Stated exercise 1:
Set down the passage on kernel crypto self-tests word for word, from "The purpose of" up to and including "semblance of testing.".

Source passage:
# # # # #

Developers, understandably, want their code to be used, but turning new features on by default is often thought to be taking things a bit too far. Herbert Xu and other kernel crypto subsystem developers recently ran afoul of this policy when a new option controlling the self-testing the crypto drivers at boot time was set to "yes" by default. They undoubtedly thought that this feature was important—bad cryptography can lead to system or data corruption—but Linux has a longstanding policy that features should default to "off". When David Howells ran into a problem caused by a bug when loading the cryptomgr module, Linus Torvalds was quick to sharply remind Xu of that policy.

The proximate cause of Howells's problem was that the cryptomgr was returning a value that made it appear as if it was not loaded. That caused a cascade of problems early in the boot sequence when the module loader was trying to write an error message to /dev/console, which had not yet been initialized. Xu sent out a patch to fix that problem, but Howells's bisection pointed to a commit that added a way to disable boot-time crypto self-tests—defaulted to running the tests.

Torvalds was characteristically blunt: "People always think that their magical code is so important. I tell you up-front that [it] absolutely is not. Just remove the crap entirely, please." He was unhappy that, at least by default, everyone would be running these self-tests every time they boot. But Xu was worried about data corruption and potentially flaky crypto hardware:

The purpose of these tests are to make a particular driver or implementation available only if it passes them. So your encrypted disk/file system will not be subject to a hardware/software combo without at least some semblance of testing.

# # # # #

(Annotations of page elements)

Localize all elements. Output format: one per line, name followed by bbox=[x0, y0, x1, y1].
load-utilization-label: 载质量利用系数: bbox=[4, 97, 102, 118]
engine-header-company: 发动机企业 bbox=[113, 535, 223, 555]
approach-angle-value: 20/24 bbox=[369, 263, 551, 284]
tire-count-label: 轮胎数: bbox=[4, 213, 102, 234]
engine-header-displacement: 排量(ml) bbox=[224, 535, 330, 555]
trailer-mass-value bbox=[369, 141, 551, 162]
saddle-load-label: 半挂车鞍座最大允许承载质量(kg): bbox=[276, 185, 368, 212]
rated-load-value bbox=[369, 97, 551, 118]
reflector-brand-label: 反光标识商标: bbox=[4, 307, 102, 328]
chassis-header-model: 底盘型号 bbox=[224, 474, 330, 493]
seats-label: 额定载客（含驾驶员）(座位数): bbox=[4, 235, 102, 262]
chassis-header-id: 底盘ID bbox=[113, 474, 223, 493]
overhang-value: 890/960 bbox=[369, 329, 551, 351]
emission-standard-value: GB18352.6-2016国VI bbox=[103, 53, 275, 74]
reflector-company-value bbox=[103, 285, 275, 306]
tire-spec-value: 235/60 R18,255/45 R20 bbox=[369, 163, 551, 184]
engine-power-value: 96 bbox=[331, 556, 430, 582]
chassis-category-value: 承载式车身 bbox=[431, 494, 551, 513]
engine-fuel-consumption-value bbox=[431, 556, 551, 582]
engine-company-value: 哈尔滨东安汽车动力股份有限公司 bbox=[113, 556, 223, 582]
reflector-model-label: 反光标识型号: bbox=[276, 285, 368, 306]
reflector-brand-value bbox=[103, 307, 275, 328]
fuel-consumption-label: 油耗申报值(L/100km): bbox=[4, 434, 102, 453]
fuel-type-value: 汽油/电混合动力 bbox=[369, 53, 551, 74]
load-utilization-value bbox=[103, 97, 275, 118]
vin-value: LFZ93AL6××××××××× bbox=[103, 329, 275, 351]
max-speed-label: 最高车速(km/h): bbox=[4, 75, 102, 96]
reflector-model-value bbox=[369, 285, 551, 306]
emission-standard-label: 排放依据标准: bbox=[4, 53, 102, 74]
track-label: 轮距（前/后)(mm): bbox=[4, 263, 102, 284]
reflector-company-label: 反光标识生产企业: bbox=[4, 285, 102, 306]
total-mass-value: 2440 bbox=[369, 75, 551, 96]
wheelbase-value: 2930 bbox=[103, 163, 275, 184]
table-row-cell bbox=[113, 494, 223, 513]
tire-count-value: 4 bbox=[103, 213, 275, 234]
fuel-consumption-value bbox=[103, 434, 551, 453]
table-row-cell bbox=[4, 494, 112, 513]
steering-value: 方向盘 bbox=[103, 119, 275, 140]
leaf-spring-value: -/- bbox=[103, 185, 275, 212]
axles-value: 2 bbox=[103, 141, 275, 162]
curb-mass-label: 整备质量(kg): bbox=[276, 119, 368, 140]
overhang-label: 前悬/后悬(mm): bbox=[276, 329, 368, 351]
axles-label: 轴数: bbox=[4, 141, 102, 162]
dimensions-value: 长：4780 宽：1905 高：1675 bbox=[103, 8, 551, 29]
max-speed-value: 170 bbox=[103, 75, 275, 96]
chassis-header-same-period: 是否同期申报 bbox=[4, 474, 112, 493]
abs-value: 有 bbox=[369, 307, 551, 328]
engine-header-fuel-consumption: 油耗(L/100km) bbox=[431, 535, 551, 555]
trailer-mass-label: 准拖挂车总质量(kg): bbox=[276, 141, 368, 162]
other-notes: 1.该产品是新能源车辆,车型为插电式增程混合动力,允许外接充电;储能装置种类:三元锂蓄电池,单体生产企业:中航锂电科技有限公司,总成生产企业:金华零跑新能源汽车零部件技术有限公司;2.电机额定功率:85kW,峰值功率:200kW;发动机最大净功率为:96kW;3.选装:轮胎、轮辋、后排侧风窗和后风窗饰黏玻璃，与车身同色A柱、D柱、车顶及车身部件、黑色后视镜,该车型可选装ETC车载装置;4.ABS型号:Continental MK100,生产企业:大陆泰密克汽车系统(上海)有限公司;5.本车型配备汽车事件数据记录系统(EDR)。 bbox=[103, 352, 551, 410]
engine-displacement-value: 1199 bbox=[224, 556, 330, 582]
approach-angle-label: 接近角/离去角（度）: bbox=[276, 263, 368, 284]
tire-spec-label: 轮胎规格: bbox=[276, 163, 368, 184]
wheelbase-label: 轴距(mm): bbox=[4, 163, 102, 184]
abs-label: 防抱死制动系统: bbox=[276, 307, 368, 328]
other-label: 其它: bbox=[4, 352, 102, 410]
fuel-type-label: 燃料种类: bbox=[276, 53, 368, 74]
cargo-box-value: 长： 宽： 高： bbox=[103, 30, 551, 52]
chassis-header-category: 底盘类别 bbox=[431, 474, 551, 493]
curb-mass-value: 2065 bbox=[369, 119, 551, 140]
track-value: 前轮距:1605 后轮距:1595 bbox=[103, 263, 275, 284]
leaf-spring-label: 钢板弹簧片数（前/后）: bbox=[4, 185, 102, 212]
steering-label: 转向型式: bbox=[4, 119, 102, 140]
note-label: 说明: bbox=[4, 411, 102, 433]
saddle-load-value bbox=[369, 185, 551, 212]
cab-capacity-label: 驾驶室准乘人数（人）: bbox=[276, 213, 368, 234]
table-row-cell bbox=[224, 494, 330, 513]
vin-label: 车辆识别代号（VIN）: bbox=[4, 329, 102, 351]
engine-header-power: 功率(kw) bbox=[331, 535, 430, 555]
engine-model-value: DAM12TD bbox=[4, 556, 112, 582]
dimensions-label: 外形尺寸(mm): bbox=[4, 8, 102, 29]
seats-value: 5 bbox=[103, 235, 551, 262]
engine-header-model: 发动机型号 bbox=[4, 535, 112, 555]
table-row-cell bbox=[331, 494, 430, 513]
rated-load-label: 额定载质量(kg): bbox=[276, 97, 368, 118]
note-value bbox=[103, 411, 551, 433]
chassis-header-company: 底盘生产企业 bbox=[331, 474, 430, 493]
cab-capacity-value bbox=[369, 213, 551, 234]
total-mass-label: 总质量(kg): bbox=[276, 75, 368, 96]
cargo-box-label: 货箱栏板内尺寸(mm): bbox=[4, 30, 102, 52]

# # # # #

Stated exercise 2:
Extract the lines of the entries verbatim, from the first line of the entries up to and including the line with "reflector-brand-value bbox=[103, 307, 275, 328]".

Final result 1:
The purpose of these tests are to make a particular driver or implementation available only if it passes them. So your encrypted disk/file system will not be subject to a hardware/software combo without at least some semblance of testing.

Final result 2:
Localize all elements. Output format: one per line, name followed by bbox=[x0, y0, x1, y1].
load-utilization-label: 载质量利用系数: bbox=[4, 97, 102, 118]
engine-header-company: 发动机企业 bbox=[113, 535, 223, 555]
approach-angle-value: 20/24 bbox=[369, 263, 551, 284]
tire-count-label: 轮胎数: bbox=[4, 213, 102, 234]
engine-header-displacement: 排量(ml) bbox=[224, 535, 330, 555]
trailer-mass-value bbox=[369, 141, 551, 162]
saddle-load-label: 半挂车鞍座最大允许承载质量(kg): bbox=[276, 185, 368, 212]
rated-load-value bbox=[369, 97, 551, 118]
reflector-brand-label: 反光标识商标: bbox=[4, 307, 102, 328]
chassis-header-model: 底盘型号 bbox=[224, 474, 330, 493]
seats-label: 额定载客（含驾驶员）(座位数): bbox=[4, 235, 102, 262]
chassis-header-id: 底盘ID bbox=[113, 474, 223, 493]
overhang-value: 890/960 bbox=[369, 329, 551, 351]
emission-standard-value: GB18352.6-2016国VI bbox=[103, 53, 275, 74]
reflector-company-value bbox=[103, 285, 275, 306]
tire-spec-value: 235/60 R18,255/45 R20 bbox=[369, 163, 551, 184]
engine-power-value: 96 bbox=[331, 556, 430, 582]
chassis-category-value: 承载式车身 bbox=[431, 494, 551, 513]
engine-fuel-consumption-value bbox=[431, 556, 551, 582]
engine-company-value: 哈尔滨东安汽车动力股份有限公司 bbox=[113, 556, 223, 582]
reflector-model-label: 反光标识型号: bbox=[276, 285, 368, 306]
reflector-brand-value bbox=[103, 307, 275, 328]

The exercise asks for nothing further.